#### [BRIEF]
Identify every line in the records below that contains the word "chce", and reproduce each one.

#### [DATA IN THIS EXERCISE]
====

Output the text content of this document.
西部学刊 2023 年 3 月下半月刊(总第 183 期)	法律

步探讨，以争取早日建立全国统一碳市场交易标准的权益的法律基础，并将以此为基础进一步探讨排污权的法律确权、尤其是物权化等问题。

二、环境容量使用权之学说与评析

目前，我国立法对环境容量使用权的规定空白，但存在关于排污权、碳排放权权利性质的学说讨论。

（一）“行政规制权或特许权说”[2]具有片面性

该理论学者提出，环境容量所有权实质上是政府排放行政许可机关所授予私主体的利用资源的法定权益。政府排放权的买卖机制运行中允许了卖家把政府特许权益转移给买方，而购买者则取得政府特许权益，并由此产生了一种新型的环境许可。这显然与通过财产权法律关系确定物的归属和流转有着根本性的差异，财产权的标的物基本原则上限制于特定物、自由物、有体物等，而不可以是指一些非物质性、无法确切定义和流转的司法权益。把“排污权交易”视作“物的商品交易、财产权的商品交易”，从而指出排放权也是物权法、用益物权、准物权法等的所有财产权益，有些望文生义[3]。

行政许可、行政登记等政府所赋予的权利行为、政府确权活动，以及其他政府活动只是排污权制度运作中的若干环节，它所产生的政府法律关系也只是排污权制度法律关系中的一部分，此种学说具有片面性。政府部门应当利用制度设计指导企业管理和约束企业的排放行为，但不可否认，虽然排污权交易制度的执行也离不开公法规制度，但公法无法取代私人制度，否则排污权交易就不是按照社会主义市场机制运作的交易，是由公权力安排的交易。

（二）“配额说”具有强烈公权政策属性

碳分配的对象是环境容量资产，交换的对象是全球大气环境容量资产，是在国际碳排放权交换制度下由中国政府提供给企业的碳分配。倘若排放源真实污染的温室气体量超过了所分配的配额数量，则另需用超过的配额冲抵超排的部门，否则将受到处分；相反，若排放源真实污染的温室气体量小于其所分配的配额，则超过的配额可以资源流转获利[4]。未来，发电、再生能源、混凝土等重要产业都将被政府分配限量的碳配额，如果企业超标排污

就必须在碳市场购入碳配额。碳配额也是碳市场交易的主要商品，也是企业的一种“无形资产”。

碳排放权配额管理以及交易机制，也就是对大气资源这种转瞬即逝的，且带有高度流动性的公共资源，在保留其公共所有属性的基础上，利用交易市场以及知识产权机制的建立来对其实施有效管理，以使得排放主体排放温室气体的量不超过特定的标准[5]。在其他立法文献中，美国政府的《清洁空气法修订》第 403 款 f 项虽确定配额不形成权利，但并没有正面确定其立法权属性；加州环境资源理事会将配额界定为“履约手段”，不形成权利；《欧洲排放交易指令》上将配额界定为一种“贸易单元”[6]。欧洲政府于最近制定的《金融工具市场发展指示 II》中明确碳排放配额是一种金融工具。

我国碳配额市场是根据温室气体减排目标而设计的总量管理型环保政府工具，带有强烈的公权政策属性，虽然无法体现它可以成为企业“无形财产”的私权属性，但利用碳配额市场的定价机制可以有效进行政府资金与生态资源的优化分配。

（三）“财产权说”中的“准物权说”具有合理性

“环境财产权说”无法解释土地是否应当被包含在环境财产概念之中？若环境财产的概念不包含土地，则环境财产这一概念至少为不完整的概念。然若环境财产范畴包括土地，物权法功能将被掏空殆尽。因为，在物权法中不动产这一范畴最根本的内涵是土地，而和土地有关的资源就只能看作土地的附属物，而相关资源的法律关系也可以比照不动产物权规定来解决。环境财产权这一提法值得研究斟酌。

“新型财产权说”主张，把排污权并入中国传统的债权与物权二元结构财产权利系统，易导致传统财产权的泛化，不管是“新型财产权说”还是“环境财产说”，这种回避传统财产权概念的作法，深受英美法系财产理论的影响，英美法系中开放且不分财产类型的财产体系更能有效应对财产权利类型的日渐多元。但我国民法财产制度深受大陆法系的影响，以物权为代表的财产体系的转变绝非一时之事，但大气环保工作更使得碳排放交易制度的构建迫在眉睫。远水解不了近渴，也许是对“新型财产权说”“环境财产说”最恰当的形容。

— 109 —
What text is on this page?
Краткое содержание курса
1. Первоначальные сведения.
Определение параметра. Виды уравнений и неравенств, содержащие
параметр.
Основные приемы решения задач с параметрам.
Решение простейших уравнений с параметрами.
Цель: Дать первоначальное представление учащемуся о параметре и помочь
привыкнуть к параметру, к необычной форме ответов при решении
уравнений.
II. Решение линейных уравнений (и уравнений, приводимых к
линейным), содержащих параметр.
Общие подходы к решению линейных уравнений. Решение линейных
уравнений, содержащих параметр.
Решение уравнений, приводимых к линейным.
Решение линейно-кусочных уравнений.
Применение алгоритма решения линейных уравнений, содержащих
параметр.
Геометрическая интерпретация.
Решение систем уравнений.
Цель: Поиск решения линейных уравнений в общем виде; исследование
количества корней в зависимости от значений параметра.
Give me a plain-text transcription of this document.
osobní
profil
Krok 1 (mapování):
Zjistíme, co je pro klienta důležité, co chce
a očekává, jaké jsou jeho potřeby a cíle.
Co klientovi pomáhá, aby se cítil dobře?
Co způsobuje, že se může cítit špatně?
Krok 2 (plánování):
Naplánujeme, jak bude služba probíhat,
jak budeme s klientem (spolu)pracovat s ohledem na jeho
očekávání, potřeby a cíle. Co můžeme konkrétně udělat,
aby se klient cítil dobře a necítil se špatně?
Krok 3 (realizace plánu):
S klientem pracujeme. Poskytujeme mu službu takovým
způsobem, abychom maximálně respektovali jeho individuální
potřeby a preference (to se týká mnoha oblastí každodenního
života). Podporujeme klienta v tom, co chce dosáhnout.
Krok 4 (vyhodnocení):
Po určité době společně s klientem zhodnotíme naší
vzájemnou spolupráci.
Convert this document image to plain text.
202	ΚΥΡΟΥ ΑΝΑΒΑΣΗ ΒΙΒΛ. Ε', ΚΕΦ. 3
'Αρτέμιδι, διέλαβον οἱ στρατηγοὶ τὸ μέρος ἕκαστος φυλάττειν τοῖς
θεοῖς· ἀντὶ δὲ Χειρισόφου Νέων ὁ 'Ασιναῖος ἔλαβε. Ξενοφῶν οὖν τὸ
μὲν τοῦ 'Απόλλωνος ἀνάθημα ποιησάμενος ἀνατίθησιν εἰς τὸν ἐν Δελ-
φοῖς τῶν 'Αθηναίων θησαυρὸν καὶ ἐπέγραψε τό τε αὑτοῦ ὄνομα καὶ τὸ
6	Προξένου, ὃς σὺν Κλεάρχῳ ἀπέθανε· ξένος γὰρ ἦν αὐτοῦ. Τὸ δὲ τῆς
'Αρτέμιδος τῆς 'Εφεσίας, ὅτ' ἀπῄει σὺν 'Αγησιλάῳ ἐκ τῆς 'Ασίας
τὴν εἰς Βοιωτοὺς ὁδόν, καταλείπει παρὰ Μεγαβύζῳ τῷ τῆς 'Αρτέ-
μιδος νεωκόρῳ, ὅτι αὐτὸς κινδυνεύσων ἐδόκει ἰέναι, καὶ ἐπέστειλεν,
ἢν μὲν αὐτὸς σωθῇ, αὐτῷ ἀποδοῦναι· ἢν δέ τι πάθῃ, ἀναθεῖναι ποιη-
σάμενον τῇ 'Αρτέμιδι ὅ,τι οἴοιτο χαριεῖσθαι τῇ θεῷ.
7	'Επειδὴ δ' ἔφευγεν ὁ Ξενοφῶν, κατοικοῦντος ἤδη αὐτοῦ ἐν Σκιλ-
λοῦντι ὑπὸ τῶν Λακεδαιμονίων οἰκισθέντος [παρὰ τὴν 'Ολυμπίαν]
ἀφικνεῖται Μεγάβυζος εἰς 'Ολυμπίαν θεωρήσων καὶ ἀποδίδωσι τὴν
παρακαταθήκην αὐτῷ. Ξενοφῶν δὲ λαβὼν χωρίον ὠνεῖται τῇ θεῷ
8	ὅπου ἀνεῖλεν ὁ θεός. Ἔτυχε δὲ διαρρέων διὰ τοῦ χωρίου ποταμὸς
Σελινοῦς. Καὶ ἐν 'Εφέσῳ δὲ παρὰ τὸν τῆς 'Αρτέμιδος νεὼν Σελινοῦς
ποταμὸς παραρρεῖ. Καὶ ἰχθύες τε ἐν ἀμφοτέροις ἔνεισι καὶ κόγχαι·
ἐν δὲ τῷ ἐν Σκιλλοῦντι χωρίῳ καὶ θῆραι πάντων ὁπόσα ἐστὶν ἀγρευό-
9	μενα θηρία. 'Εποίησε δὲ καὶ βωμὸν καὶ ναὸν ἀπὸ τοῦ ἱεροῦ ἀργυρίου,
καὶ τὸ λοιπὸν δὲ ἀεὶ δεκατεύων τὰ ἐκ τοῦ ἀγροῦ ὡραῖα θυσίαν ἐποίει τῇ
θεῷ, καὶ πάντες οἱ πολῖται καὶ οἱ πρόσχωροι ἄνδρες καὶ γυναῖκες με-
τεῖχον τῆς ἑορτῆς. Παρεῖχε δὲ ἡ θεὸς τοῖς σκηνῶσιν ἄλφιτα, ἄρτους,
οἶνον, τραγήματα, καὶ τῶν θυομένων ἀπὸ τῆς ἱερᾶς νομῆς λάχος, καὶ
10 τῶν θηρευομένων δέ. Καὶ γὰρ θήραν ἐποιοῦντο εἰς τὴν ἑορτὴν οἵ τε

====

#### [EXERCISE RESPONSE]
Zjistíme, co je pro klienta důležité, co chce
života). Podporujeme klienta v tom, co chce dosáhnout.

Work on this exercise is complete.